TASK TO COMPLETE –
Answer these from the coaster text:
(a) Who voices the figure of Gadget that riders pass before the lift hill?
(b) In what month and year did the attraction reopen after its refurbishment?
(c) What is the capacity per train at the Disneyland version?

TEXT SECTION –
Segment Open

Before traveling up a lift hill, riders pass by a figure of Gadget (voiced by Tress MacNeille) as she says various comments. After the lift hill, riders then travel down and around Toon Lake. Near the end of the ride (the fastest turn), riders pass in-between a figure of Chip blowing through a straw with Zipper, and a figure of Dale holding a cup as Chip attempts to shoot water above riders' heads into the cup. The coaster comes to a stop and pulls into the station.

The attraction was closed for a refurbishment in March 2022 and reopened in March 2023 with its current name and also received new character figures Chip, Dale, Gadget and Zipper from the television series.

===Tokyo Disneyland Version===
The Go Coaster has the same cart design as the Disneyland version. Guests board a train fashioned from acorns and scavenged parts.

==Attraction facts==

===Disneyland===
- Name: Gadget's Go Coaster (1993–2022); Chip 'n' Dale's GADGETcoaster (2023–present)
- Grand opening: January 24, 1993
- Designers: Walt Disney Imagineering, Vekoma, TOGO
- Number of Trains: 1
  - Capacity per Train: 16
  - Number of Cabs per Train: 8
  - Maximum seating capacity: 2 per row
  - Train theme: Hand built acorn pods by Gadget
- Height requirement: 35" (89 cm)

Segment Closed

Stored entries
Segment Open

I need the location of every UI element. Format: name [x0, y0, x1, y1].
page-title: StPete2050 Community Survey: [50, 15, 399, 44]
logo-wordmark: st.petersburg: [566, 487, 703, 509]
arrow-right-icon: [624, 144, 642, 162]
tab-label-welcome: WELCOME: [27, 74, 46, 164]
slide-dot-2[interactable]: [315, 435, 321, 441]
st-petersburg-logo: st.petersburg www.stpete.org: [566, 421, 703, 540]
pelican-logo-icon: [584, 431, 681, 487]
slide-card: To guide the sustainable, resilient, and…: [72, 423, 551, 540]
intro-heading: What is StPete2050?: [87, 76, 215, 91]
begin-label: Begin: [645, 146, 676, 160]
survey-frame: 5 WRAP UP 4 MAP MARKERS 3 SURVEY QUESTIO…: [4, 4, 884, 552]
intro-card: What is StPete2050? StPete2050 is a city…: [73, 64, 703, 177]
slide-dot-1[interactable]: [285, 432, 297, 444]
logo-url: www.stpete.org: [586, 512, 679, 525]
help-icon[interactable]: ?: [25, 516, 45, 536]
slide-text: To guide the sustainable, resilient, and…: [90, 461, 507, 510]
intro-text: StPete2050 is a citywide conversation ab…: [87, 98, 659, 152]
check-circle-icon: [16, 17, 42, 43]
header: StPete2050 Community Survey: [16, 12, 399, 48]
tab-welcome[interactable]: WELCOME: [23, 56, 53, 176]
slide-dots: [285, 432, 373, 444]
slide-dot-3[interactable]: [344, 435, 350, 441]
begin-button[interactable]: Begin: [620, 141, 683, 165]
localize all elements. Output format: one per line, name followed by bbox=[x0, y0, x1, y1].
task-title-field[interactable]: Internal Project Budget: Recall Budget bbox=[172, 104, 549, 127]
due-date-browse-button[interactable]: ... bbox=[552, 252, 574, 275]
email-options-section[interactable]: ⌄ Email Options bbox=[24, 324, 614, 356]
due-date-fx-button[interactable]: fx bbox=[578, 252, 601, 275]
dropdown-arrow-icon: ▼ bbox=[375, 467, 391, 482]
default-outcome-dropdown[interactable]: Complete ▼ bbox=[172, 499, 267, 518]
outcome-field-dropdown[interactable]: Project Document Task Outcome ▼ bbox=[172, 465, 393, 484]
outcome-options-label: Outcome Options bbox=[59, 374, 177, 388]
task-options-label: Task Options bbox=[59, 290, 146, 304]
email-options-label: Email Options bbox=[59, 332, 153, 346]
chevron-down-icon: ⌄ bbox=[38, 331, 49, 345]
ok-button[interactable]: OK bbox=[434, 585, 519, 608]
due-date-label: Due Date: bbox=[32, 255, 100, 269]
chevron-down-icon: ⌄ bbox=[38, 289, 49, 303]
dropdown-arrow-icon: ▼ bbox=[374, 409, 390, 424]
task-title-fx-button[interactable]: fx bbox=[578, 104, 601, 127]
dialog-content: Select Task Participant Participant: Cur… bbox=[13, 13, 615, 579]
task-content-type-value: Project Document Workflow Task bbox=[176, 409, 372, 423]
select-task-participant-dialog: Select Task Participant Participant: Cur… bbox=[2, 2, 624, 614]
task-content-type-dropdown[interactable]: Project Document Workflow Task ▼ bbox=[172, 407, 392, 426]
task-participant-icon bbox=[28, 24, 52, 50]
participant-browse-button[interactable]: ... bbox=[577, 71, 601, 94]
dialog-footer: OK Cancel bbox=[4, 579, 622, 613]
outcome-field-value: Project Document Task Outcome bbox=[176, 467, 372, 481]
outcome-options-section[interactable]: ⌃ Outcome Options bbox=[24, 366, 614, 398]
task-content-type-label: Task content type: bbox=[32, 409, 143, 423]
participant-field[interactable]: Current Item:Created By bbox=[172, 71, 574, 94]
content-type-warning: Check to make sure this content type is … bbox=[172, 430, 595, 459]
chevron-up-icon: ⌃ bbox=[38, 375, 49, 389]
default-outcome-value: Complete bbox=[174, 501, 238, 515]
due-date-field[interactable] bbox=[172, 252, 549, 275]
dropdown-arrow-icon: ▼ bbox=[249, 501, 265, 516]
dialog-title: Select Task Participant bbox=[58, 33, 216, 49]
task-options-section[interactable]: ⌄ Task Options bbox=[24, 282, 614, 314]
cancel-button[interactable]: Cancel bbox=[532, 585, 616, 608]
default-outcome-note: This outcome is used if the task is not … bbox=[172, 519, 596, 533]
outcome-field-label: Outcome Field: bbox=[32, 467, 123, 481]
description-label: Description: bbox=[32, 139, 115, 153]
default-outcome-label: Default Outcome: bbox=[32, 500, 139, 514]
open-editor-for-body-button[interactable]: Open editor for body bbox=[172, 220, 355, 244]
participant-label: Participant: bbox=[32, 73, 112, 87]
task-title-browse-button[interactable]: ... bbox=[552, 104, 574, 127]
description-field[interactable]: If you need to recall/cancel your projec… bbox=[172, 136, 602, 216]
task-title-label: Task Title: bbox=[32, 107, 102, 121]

Segment Closed

TASK SOLUTION –
(a) Tress MacNeille
(b) March 2023
(c) 16